■ **EXERCISE AIM**
Write out the lines word for word, starting at the first line of the records and ending at the line that contains "y-tick-label: 40.00 [28, 132, 68, 149]", with both of those lines included.

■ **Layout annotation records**
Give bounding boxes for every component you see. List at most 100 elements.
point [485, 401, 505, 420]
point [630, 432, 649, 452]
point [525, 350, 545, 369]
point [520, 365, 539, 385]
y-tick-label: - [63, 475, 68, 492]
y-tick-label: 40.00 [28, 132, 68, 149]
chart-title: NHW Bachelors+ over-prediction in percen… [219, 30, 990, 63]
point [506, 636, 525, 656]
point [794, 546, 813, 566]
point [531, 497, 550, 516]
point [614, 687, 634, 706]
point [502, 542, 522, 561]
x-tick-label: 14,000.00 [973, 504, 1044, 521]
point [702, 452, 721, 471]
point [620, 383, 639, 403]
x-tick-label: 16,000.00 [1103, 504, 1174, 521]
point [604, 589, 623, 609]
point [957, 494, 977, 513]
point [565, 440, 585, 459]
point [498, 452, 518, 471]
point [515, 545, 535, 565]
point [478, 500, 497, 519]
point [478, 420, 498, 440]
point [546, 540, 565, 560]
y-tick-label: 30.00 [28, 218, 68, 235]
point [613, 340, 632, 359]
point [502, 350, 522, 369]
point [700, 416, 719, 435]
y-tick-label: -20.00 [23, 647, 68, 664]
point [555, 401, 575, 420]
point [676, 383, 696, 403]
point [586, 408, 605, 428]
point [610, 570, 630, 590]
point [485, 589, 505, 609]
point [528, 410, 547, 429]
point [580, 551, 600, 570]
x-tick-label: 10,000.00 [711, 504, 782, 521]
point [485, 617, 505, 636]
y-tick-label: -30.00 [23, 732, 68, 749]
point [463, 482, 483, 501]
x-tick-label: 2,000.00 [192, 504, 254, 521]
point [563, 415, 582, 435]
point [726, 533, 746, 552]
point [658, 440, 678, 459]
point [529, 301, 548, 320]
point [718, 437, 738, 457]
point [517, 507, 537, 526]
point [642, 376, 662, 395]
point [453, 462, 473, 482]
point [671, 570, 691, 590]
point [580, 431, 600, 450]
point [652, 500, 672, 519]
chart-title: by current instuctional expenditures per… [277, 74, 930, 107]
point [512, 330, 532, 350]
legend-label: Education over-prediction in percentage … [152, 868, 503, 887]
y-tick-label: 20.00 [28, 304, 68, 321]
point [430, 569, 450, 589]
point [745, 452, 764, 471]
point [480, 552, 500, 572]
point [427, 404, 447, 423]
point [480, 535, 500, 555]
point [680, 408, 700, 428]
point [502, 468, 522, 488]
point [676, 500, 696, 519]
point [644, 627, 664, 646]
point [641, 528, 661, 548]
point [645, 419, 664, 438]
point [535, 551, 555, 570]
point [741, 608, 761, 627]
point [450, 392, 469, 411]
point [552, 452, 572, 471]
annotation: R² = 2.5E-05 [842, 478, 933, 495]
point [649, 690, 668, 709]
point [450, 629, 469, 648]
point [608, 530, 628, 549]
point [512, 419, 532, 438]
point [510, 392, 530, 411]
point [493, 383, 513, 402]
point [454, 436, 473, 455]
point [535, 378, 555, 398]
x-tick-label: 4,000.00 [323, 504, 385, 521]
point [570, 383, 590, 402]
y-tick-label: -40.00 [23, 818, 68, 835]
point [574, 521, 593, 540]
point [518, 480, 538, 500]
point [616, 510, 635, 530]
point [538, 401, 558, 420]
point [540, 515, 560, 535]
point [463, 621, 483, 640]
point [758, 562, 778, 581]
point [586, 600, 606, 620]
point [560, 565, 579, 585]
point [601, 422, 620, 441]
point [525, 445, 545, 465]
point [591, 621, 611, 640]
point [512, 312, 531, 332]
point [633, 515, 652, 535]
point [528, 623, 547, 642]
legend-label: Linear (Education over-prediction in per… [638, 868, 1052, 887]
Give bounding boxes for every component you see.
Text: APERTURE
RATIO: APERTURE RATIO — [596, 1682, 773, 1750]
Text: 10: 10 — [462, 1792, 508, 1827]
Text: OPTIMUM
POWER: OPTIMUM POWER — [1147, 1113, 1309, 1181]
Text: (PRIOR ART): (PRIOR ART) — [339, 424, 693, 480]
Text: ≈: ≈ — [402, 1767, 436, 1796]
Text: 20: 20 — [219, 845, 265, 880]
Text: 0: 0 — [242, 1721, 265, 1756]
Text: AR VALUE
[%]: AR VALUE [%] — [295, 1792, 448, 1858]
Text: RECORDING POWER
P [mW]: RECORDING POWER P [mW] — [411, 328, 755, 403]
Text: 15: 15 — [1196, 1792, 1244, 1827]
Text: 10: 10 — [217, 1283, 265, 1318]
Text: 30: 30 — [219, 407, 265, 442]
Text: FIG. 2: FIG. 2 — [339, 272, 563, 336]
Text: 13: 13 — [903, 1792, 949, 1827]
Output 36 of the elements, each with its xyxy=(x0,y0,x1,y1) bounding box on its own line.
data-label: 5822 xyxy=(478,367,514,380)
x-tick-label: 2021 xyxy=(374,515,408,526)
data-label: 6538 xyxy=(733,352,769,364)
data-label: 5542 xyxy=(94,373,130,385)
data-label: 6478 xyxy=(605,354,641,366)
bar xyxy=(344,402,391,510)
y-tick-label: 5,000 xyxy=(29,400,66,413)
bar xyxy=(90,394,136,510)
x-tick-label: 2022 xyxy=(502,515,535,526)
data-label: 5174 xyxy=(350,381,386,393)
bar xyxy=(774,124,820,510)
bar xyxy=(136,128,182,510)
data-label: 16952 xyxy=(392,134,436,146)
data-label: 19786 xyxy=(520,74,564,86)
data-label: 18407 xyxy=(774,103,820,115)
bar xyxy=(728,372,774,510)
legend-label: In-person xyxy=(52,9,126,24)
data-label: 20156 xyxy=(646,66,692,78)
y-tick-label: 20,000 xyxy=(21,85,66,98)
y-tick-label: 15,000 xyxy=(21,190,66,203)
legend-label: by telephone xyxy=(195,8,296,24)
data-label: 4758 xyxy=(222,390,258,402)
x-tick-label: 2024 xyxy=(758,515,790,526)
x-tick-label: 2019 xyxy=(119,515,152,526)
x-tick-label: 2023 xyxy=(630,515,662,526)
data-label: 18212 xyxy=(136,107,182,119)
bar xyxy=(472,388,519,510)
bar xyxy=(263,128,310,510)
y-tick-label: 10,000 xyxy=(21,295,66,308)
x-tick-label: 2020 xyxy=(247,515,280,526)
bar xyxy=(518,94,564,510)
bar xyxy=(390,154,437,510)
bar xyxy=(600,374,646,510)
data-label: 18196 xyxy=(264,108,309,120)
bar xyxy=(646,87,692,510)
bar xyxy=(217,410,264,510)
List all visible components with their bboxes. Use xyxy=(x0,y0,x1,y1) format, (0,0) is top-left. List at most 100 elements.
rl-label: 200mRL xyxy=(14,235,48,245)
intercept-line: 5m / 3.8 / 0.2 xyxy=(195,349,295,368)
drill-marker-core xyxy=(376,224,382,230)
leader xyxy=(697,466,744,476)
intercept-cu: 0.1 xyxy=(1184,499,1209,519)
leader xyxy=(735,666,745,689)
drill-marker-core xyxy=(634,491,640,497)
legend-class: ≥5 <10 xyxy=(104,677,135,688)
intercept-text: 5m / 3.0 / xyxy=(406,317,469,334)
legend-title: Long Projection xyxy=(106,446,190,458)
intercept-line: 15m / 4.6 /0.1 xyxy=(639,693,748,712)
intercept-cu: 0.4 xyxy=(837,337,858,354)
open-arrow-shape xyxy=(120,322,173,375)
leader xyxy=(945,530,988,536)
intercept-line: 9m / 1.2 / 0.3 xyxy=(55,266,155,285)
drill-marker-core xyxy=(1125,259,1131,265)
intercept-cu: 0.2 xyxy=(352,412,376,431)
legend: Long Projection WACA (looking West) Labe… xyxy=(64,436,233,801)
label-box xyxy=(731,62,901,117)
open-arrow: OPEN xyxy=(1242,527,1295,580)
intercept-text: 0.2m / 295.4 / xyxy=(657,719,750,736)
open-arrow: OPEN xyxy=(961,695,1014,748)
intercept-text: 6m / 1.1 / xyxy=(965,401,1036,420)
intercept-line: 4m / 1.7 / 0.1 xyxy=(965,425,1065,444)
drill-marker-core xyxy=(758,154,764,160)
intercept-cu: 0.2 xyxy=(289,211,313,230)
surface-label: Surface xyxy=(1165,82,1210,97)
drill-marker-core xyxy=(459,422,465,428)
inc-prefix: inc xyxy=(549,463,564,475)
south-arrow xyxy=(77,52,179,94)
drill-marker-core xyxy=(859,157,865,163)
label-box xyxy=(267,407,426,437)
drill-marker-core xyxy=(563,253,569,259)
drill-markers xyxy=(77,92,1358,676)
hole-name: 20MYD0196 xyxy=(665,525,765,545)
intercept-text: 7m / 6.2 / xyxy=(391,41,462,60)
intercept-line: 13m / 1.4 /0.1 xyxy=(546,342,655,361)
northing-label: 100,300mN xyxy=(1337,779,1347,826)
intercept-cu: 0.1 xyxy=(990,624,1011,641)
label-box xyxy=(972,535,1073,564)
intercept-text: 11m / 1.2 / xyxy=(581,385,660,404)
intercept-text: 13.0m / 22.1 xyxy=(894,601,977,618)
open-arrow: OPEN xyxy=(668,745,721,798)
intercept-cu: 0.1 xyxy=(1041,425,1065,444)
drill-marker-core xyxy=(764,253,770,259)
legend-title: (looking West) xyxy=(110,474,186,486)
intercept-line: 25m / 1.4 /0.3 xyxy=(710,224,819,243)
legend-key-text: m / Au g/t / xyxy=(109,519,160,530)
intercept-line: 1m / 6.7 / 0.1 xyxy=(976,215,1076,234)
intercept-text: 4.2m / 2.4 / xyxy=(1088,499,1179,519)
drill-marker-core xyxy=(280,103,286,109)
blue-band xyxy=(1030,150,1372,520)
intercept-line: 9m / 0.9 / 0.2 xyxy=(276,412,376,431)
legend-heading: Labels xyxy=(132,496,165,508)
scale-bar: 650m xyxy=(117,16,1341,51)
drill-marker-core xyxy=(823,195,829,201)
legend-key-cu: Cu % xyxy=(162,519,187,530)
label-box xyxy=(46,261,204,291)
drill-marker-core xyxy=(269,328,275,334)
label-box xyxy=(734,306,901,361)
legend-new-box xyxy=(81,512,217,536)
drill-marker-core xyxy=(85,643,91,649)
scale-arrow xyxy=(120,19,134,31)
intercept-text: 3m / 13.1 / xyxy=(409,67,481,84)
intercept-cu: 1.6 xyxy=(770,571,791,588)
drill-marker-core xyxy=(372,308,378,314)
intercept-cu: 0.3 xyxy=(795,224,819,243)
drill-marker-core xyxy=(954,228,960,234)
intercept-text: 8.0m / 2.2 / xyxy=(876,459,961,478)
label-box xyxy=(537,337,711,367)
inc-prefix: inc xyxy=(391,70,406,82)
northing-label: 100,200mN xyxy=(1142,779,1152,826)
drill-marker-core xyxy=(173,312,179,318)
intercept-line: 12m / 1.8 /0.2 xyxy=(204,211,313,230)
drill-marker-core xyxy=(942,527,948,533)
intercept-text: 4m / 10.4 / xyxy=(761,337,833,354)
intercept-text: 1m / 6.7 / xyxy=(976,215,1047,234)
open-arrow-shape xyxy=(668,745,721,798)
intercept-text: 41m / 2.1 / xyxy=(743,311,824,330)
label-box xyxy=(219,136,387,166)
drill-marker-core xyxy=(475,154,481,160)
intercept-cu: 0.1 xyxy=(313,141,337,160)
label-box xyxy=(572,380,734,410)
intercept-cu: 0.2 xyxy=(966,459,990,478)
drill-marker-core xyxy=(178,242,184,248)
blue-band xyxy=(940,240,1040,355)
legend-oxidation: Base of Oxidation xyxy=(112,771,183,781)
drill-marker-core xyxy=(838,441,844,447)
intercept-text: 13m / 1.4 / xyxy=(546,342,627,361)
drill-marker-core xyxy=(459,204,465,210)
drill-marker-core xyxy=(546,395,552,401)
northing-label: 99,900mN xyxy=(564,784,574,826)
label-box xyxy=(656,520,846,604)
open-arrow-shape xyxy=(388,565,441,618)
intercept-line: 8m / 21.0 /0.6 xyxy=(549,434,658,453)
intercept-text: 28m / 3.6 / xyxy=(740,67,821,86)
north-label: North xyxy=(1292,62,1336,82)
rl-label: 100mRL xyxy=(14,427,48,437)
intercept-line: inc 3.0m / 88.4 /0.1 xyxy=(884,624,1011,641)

■ **RESULT FOR THIS EXERCISE**
Give bounding boxes for every component you see. List at most 100 elements.
point [485, 401, 505, 420]
point [630, 432, 649, 452]
point [525, 350, 545, 369]
point [520, 365, 539, 385]
y-tick-label: - [63, 475, 68, 492]
y-tick-label: 40.00 [28, 132, 68, 149]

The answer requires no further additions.